* TO BE DONE: Return all the entries exactly, keeping pictures out.

Stored data:
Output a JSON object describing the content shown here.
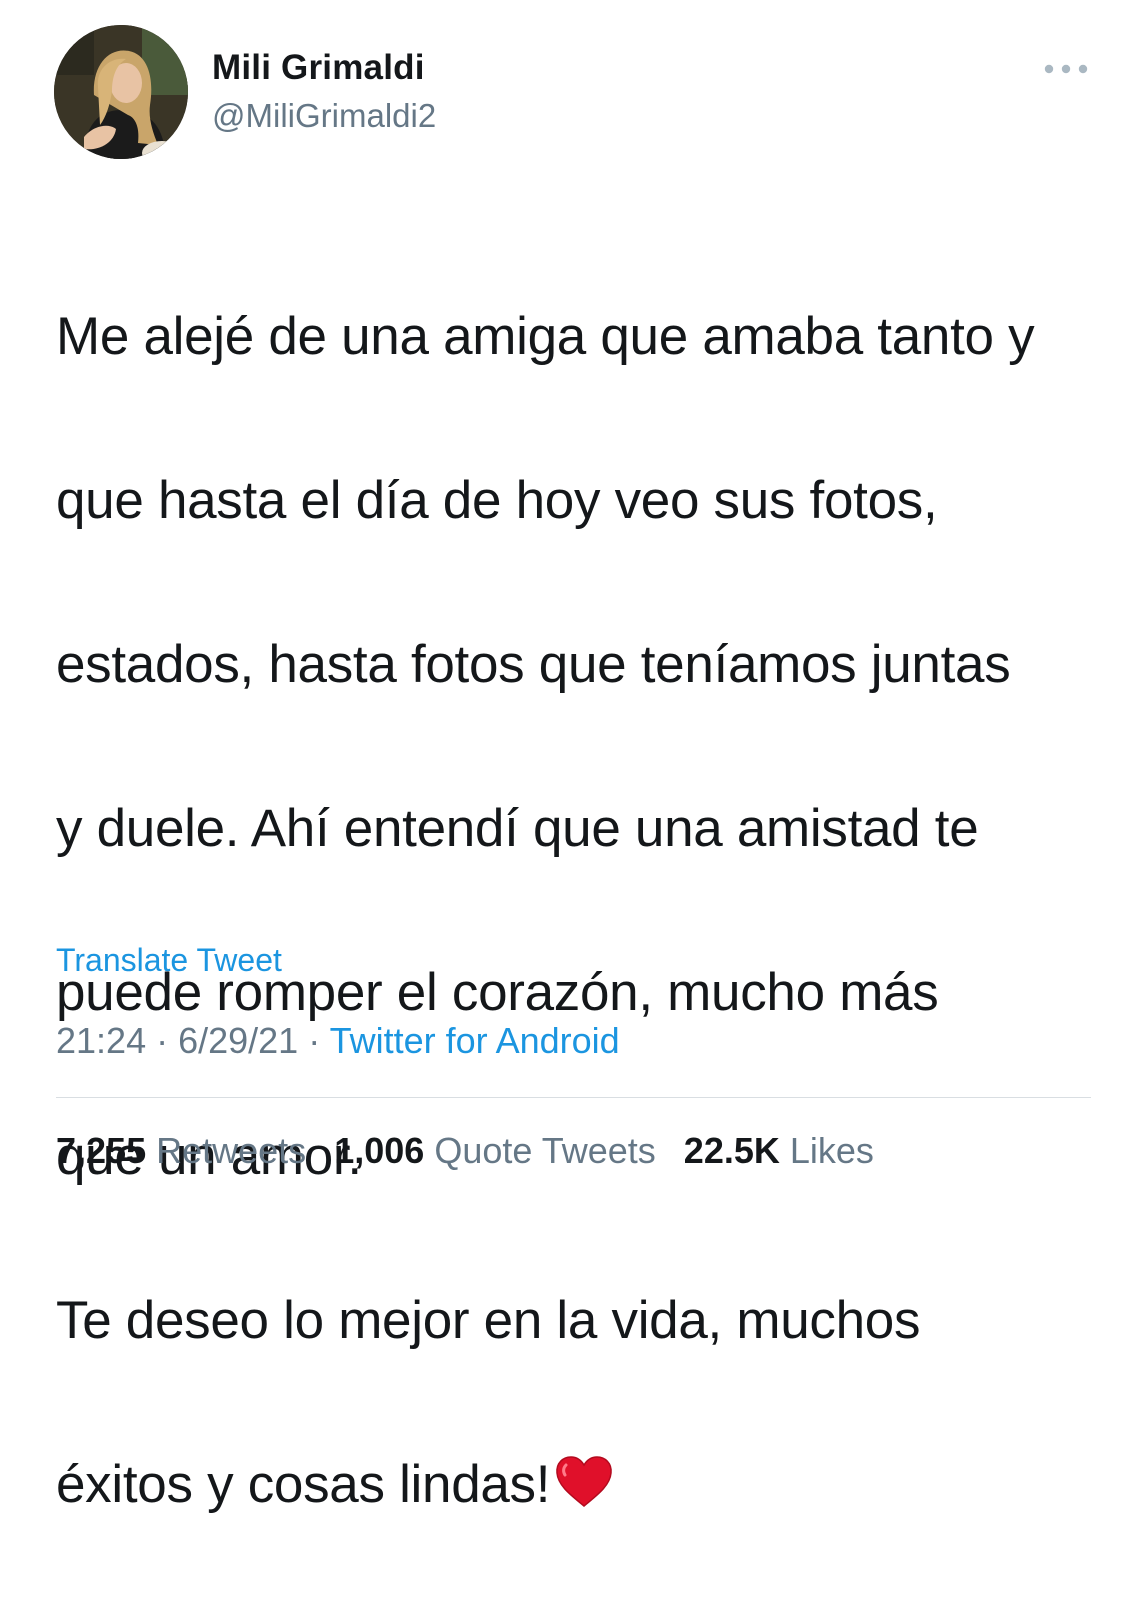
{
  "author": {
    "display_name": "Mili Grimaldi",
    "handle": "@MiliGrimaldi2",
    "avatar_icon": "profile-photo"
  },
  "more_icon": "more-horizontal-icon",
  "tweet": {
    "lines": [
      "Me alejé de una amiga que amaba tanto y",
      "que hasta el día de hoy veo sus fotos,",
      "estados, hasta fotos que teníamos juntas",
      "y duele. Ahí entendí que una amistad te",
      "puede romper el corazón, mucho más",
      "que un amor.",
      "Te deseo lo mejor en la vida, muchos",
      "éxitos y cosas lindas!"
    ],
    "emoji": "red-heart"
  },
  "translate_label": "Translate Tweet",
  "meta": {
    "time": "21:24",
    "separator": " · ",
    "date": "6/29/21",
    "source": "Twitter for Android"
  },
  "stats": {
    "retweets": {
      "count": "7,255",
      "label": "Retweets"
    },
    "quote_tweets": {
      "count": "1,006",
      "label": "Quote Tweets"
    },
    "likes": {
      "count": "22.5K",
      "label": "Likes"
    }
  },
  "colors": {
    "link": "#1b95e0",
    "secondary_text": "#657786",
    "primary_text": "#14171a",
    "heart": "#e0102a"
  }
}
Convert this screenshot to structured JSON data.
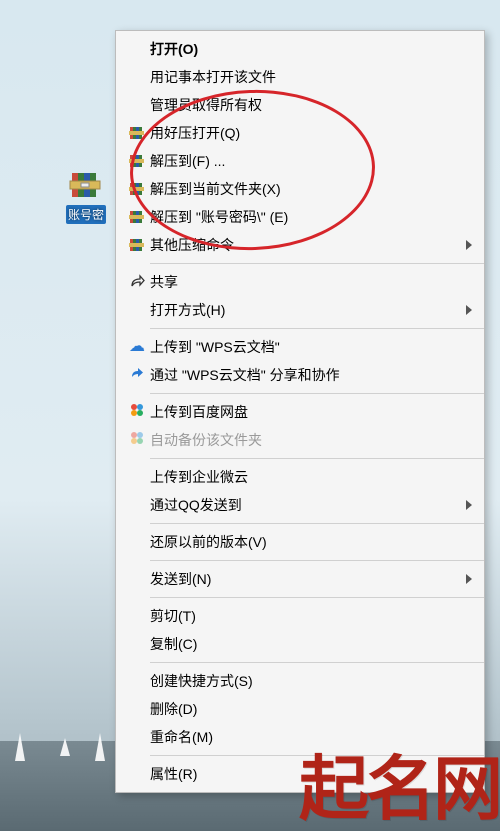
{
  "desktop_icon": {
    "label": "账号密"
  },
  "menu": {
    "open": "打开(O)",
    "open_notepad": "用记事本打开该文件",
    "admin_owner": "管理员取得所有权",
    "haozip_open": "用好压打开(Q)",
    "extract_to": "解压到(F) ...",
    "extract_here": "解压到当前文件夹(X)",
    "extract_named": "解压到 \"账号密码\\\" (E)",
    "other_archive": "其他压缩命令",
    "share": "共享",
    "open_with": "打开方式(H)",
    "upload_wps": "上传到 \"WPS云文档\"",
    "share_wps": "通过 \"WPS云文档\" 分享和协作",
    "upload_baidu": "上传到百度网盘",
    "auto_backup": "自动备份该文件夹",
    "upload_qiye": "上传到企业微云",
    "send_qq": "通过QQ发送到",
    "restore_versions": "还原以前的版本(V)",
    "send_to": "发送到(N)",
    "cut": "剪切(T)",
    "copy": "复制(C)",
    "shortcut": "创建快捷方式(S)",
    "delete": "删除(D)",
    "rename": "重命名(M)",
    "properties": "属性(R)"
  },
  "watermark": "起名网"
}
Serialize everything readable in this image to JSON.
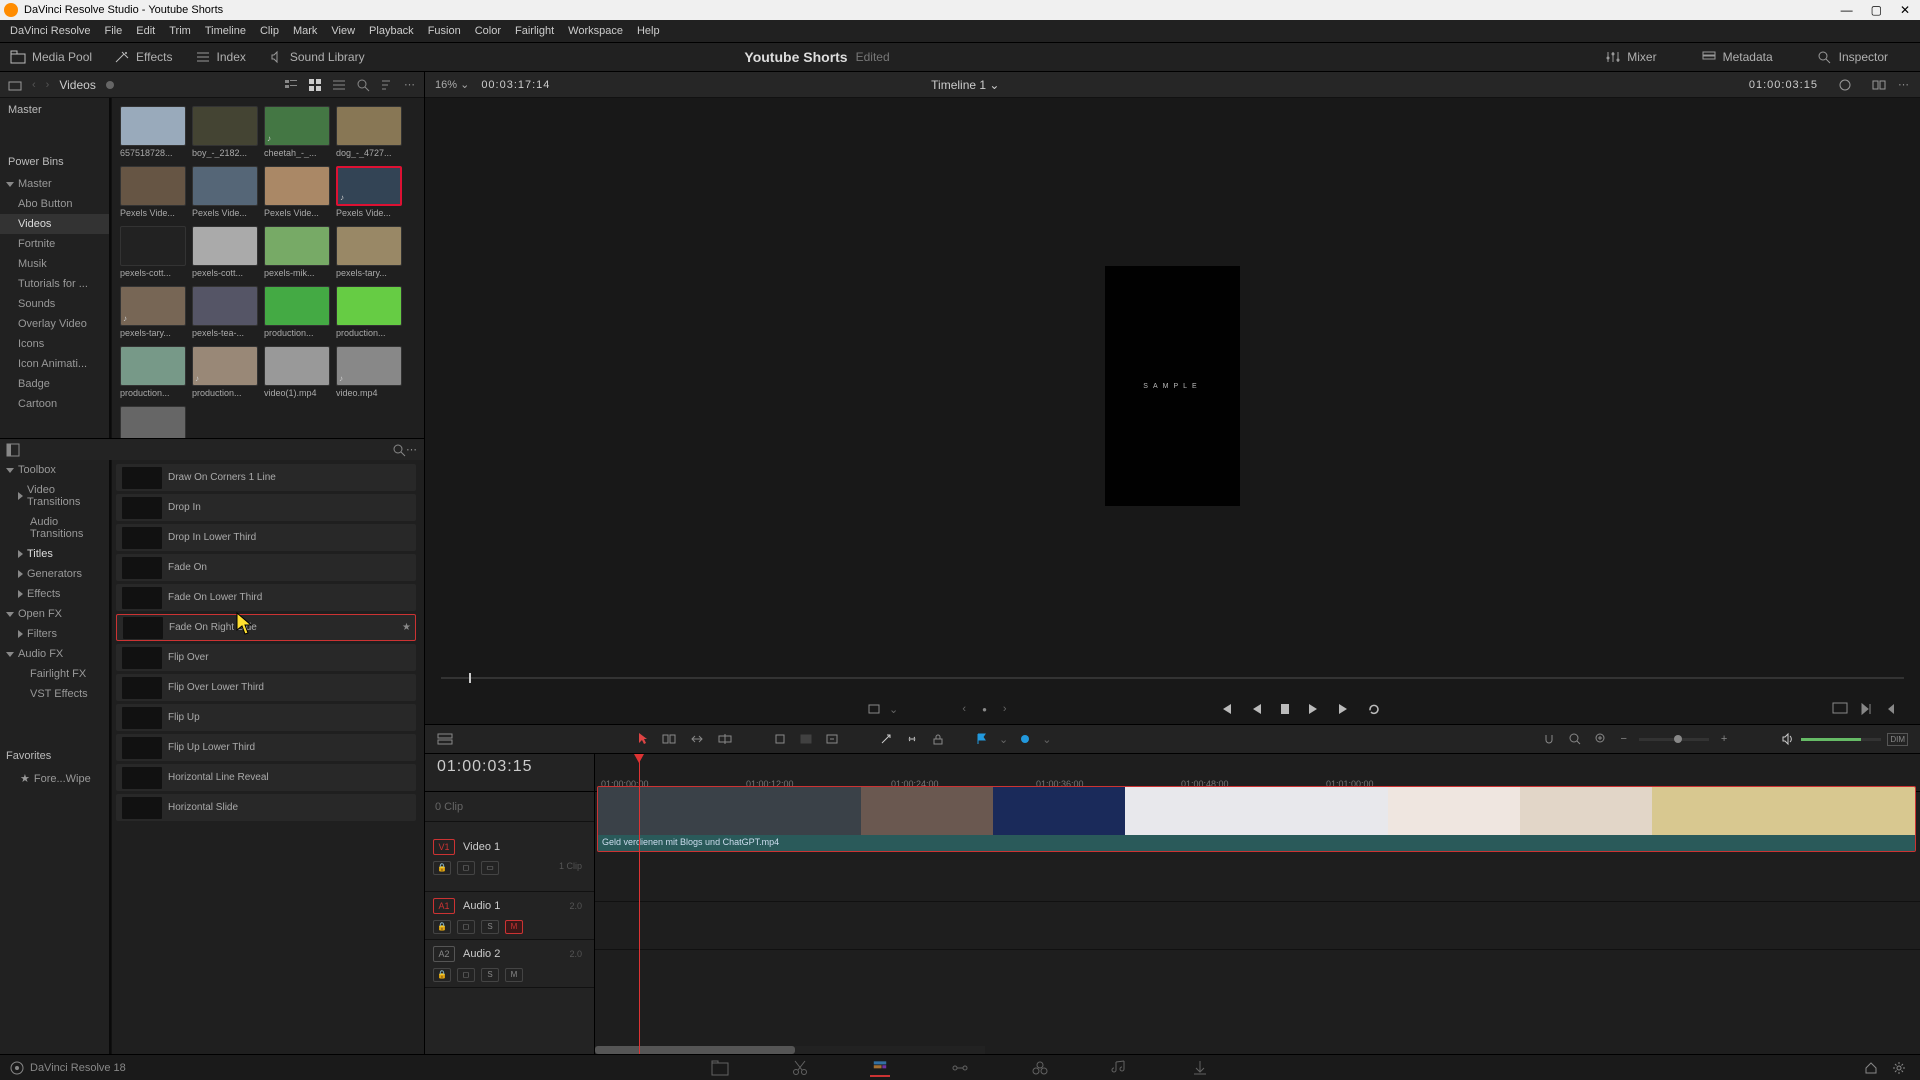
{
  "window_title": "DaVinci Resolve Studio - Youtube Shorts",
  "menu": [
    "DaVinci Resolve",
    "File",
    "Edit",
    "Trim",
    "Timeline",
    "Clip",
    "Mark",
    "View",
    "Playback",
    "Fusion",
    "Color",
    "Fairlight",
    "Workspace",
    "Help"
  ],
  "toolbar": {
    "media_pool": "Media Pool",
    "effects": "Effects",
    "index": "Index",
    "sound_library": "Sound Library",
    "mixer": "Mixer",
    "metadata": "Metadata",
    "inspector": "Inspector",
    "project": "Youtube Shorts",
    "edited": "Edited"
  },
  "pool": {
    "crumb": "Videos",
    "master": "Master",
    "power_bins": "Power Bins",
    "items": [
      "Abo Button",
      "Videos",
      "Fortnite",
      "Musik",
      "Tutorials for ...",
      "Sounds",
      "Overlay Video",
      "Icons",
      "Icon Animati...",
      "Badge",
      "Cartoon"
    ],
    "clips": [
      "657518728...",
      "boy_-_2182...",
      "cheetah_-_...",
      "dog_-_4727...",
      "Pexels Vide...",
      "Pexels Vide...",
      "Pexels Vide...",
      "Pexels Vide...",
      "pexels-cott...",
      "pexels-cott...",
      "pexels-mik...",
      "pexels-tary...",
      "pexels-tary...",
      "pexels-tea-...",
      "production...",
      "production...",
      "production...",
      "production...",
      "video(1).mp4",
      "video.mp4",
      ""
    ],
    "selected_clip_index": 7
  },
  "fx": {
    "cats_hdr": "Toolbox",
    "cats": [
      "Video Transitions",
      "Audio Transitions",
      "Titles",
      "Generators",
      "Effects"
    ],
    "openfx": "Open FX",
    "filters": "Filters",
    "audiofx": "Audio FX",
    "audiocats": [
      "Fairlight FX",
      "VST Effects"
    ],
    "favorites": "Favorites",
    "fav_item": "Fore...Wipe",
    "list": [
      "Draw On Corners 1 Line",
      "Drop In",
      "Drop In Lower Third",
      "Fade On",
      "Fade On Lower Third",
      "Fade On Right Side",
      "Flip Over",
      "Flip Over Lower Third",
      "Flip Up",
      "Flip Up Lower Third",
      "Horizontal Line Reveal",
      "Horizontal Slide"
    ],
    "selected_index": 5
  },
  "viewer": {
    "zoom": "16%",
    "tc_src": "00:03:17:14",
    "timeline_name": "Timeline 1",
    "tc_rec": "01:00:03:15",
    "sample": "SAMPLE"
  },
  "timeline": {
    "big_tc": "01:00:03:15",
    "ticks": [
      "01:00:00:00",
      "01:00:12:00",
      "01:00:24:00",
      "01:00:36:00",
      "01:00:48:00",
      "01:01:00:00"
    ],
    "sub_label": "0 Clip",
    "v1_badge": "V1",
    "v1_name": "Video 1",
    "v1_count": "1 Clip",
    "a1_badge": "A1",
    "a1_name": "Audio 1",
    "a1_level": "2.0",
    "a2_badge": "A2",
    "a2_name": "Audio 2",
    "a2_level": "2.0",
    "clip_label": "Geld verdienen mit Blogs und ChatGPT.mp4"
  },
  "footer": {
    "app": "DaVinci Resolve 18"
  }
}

* TASK SOLUTION:
Output a JSON object describing the content shown here.
{
  "author": {
    "display_name": "Mili Grimaldi",
    "handle": "@MiliGrimaldi2",
    "avatar_icon": "profile-photo"
  },
  "more_icon": "more-horizontal-icon",
  "tweet": {
    "lines": [
      "Me alejé de una amiga que amaba tanto y",
      "que hasta el día de hoy veo sus fotos,",
      "estados, hasta fotos que teníamos juntas",
      "y duele. Ahí entendí que una amistad te",
      "puede romper el corazón, mucho más",
      "que un amor.",
      "Te deseo lo mejor en la vida, muchos",
      "éxitos y cosas lindas!"
    ],
    "emoji": "red-heart"
  },
  "translate_label": "Translate Tweet",
  "meta": {
    "time": "21:24",
    "separator": " · ",
    "date": "6/29/21",
    "source": "Twitter for Android"
  },
  "stats": {
    "retweets": {
      "count": "7,255",
      "label": "Retweets"
    },
    "quote_tweets": {
      "count": "1,006",
      "label": "Quote Tweets"
    },
    "likes": {
      "count": "22.5K",
      "label": "Likes"
    }
  },
  "colors": {
    "link": "#1b95e0",
    "secondary_text": "#657786",
    "primary_text": "#14171a",
    "heart": "#e0102a"
  }
}
Convert this screenshot to structured JSON data.
{
  "desktop_icon": {
    "label": "账号密"
  },
  "menu": {
    "open": "打开(O)",
    "open_notepad": "用记事本打开该文件",
    "admin_owner": "管理员取得所有权",
    "haozip_open": "用好压打开(Q)",
    "extract_to": "解压到(F) ...",
    "extract_here": "解压到当前文件夹(X)",
    "extract_named": "解压到 \"账号密码\\\" (E)",
    "other_archive": "其他压缩命令",
    "share": "共享",
    "open_with": "打开方式(H)",
    "upload_wps": "上传到 \"WPS云文档\"",
    "share_wps": "通过 \"WPS云文档\" 分享和协作",
    "upload_baidu": "上传到百度网盘",
    "auto_backup": "自动备份该文件夹",
    "upload_qiye": "上传到企业微云",
    "send_qq": "通过QQ发送到",
    "restore_versions": "还原以前的版本(V)",
    "send_to": "发送到(N)",
    "cut": "剪切(T)",
    "copy": "复制(C)",
    "shortcut": "创建快捷方式(S)",
    "delete": "删除(D)",
    "rename": "重命名(M)",
    "properties": "属性(R)"
  },
  "watermark": "起名网"
}
Serialize everything readable in this image to JSON.
{
  "window_title": "DaVinci Resolve Studio - Youtube Shorts",
  "menu": [
    "DaVinci Resolve",
    "File",
    "Edit",
    "Trim",
    "Timeline",
    "Clip",
    "Mark",
    "View",
    "Playback",
    "Fusion",
    "Color",
    "Fairlight",
    "Workspace",
    "Help"
  ],
  "toolbar": {
    "media_pool": "Media Pool",
    "effects": "Effects",
    "index": "Index",
    "sound_library": "Sound Library",
    "mixer": "Mixer",
    "metadata": "Metadata",
    "inspector": "Inspector",
    "project": "Youtube Shorts",
    "edited": "Edited"
  },
  "pool": {
    "crumb": "Videos",
    "master": "Master",
    "power_bins": "Power Bins",
    "items": [
      "Abo Button",
      "Videos",
      "Fortnite",
      "Musik",
      "Tutorials for ...",
      "Sounds",
      "Overlay Video",
      "Icons",
      "Icon Animati...",
      "Badge",
      "Cartoon"
    ],
    "clips": [
      "657518728...",
      "boy_-_2182...",
      "cheetah_-_...",
      "dog_-_4727...",
      "Pexels Vide...",
      "Pexels Vide...",
      "Pexels Vide...",
      "Pexels Vide...",
      "pexels-cott...",
      "pexels-cott...",
      "pexels-mik...",
      "pexels-tary...",
      "pexels-tary...",
      "pexels-tea-...",
      "production...",
      "production...",
      "production...",
      "production...",
      "video(1).mp4",
      "video.mp4",
      ""
    ],
    "selected_clip_index": 7
  },
  "fx": {
    "cats_hdr": "Toolbox",
    "cats": [
      "Video Transitions",
      "Audio Transitions",
      "Titles",
      "Generators",
      "Effects"
    ],
    "openfx": "Open FX",
    "filters": "Filters",
    "audiofx": "Audio FX",
    "audiocats": [
      "Fairlight FX",
      "VST Effects"
    ],
    "favorites": "Favorites",
    "fav_item": "Fore...Wipe",
    "list": [
      "Draw On Corners 1 Line",
      "Drop In",
      "Drop In Lower Third",
      "Fade On",
      "Fade On Lower Third",
      "Fade On Right Side",
      "Flip Over",
      "Flip Over Lower Third",
      "Flip Up",
      "Flip Up Lower Third",
      "Horizontal Line Reveal",
      "Horizontal Slide"
    ],
    "selected_index": 5
  },
  "viewer": {
    "zoom": "16%",
    "tc_src": "00:03:17:14",
    "timeline_name": "Timeline 1",
    "tc_rec": "01:00:03:15",
    "sample": "SAMPLE"
  },
  "timeline": {
    "big_tc": "01:00:03:15",
    "ticks": [
      "01:00:00:00",
      "01:00:12:00",
      "01:00:24:00",
      "01:00:36:00",
      "01:00:48:00",
      "01:01:00:00"
    ],
    "sub_label": "0 Clip",
    "v1_badge": "V1",
    "v1_name": "Video 1",
    "v1_count": "1 Clip",
    "a1_badge": "A1",
    "a1_name": "Audio 1",
    "a1_level": "2.0",
    "a2_badge": "A2",
    "a2_name": "Audio 2",
    "a2_level": "2.0",
    "clip_label": "Geld verdienen mit Blogs und ChatGPT.mp4"
  },
  "footer": {
    "app": "DaVinci Resolve 18"
  }
}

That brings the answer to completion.